----- Records -----
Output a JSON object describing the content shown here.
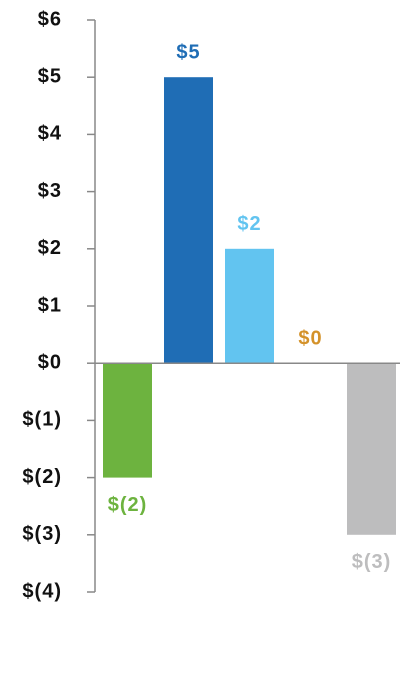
{
  "chart_data": {
    "type": "bar",
    "categories": [
      null,
      null,
      null,
      null,
      null
    ],
    "values": [
      -2,
      5,
      2,
      0,
      -3
    ],
    "value_labels": [
      "$(2)",
      "$5",
      "$2",
      "$0",
      "$(3)"
    ],
    "colors": [
      "#6db33f",
      "#1f6db5",
      "#62c4f0",
      "#d4922a",
      "#bdbdbe"
    ],
    "ylim": [
      -4,
      6
    ],
    "yticks": [
      {
        "value": -4,
        "label": "$(4)"
      },
      {
        "value": -3,
        "label": "$(3)"
      },
      {
        "value": -2,
        "label": "$(2)"
      },
      {
        "value": -1,
        "label": "$(1)"
      },
      {
        "value": 0,
        "label": "$0"
      },
      {
        "value": 1,
        "label": "$1"
      },
      {
        "value": 2,
        "label": "$2"
      },
      {
        "value": 3,
        "label": "$3"
      },
      {
        "value": 4,
        "label": "$4"
      },
      {
        "value": 5,
        "label": "$5"
      },
      {
        "value": 6,
        "label": "$6"
      }
    ],
    "grid": false
  }
}
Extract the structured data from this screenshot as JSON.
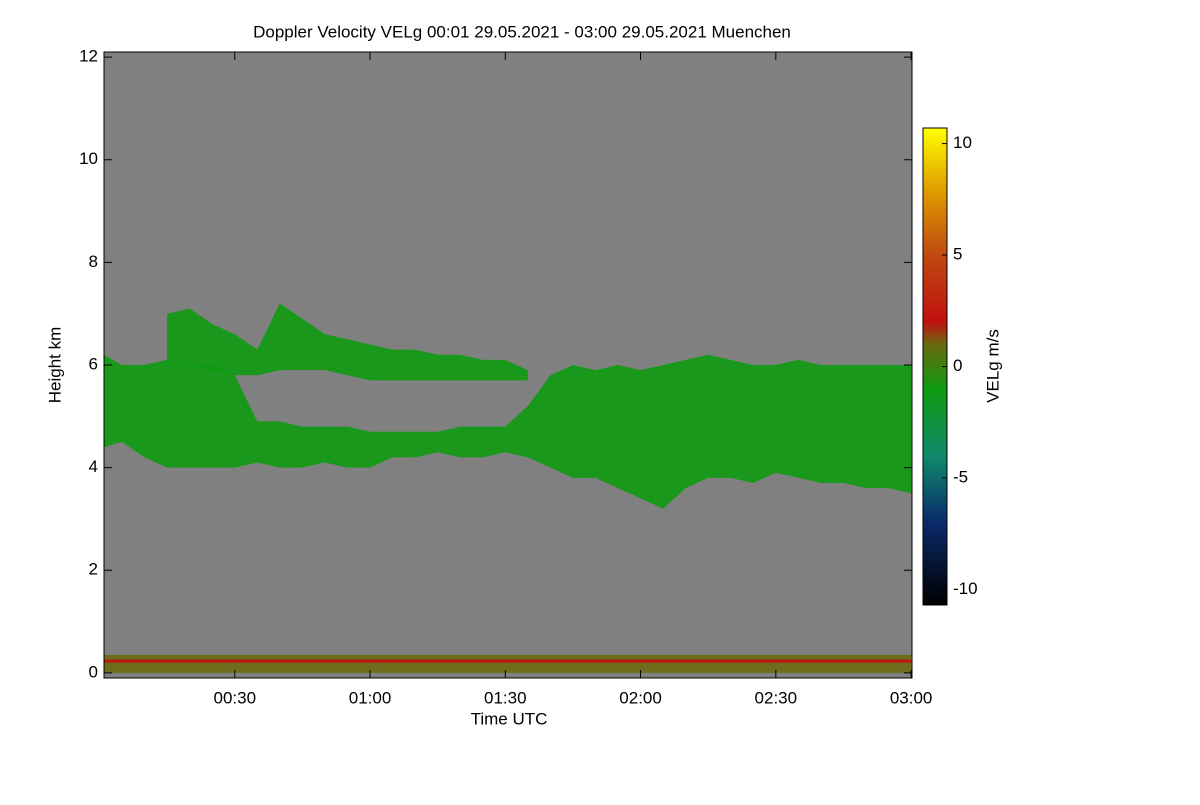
-----
Find the lines above holding the word "JSON" and show them.

The response
Output a JSON object describing the content shown here.
Extract the structured data from this screenshot as JSON.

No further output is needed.